Problem statement —
Determine the number of lines in the listing below where the string "selected" occurs; answer with the number alone.

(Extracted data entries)
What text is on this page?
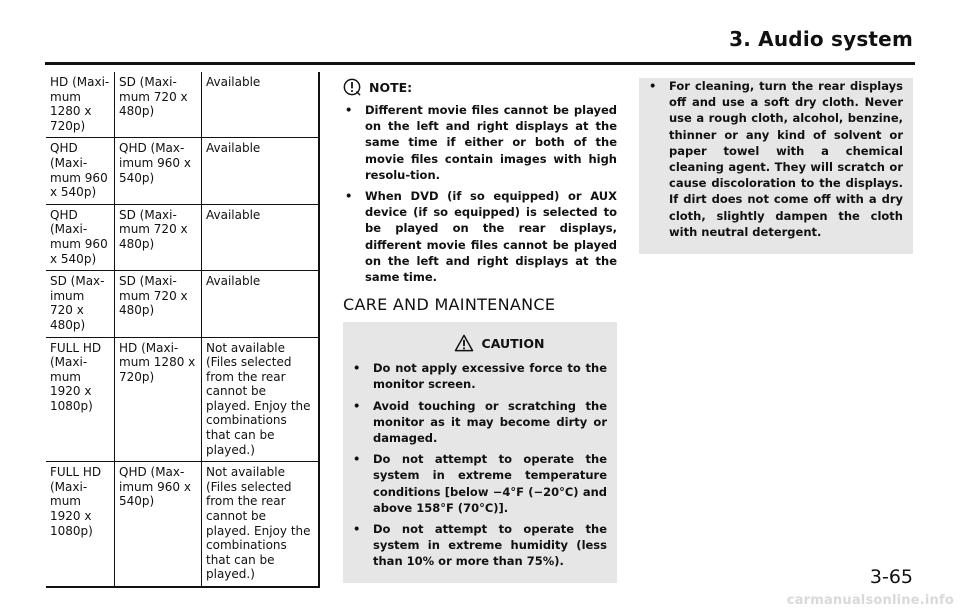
3. Audio system
HD (Maxi-mum 1280 x 720p)	SD (Maxi-mum 720 x 480p)	Available
QHD (Maxi-mum 960 x 540p)	QHD (Max-imum 960 x 540p)	Available
QHD (Maxi-mum 960 x 540p)	SD (Maxi-mum 720 x 480p)	Available
SD (Max-imum 720 x 480p)	SD (Maxi-mum 720 x 480p)	Available
FULL HD (Maxi-mum 1920 x 1080p)	HD (Maxi-mum 1280 x 720p)	Not available (Files selected from the rear cannot be played. Enjoy the combinations that can be played.)
FULL HD (Maxi-mum 1920 x 1080p)	QHD (Max-imum 960 x 540p)	Not available (Files selected from the rear cannot be played. Enjoy the combinations that can be played.)
NOTE:
• Different movie files cannot be played on the left and right displays at the same time if either or both of the movie files contain images with high resolu-tion.
• When DVD (if so equipped) or AUX device (if so equipped) is selected to be played on the rear displays, different movie files cannot be played on the left and right displays at the same time.
CARE AND MAINTENANCE
CAUTION
• Do not apply excessive force to the monitor screen.
• Avoid touching or scratching the monitor as it may become dirty or damaged.
• Do not attempt to operate the system in extreme temperature conditions [below −4°F (−20°C) and above 158°F (70°C)].
• Do not attempt to operate the system in extreme humidity (less than 10% or more than 75%).
• For cleaning, turn the rear displays off and use a soft dry cloth. Never use a rough cloth, alcohol, benzine, thinner or any kind of solvent or paper towel with a chemical cleaning agent. They will scratch or cause discoloration to the displays. If dirt does not come off with a dry cloth, slightly dampen the cloth with neutral detergent.
3-65
carmanualsonline.info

Solution for this exercise —
3